◆ Exercise objective ◆
Output each entry exactly; skip nothing.

(Collection entries)
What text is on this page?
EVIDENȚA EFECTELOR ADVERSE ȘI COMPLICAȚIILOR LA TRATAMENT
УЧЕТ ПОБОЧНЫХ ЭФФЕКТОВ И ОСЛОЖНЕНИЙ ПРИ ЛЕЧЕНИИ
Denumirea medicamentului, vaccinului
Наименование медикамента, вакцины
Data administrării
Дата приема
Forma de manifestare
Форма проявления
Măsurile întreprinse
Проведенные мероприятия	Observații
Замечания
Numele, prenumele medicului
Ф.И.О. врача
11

◆ Answer for the task ◆
What text is on this page?
EVIDENȚA EFECTELOR ADVERSE ȘI COMPLICAȚIILOR LA TRATAMENT
УЧЕТ ПОБОЧНЫХ ЭФФЕКТОВ И ОСЛОЖНЕНИЙ ПРИ ЛЕЧЕНИИ
Denumirea medicamentului, vaccinului
Наименование медикамента, вакцины
Data administrării
Дата приема
Forma de manifestare
Форма проявления
Măsurile întreprinse
Проведенные мероприятия	Observații
Замечания
Numele, prenumele medicului
Ф.И.О. врача
11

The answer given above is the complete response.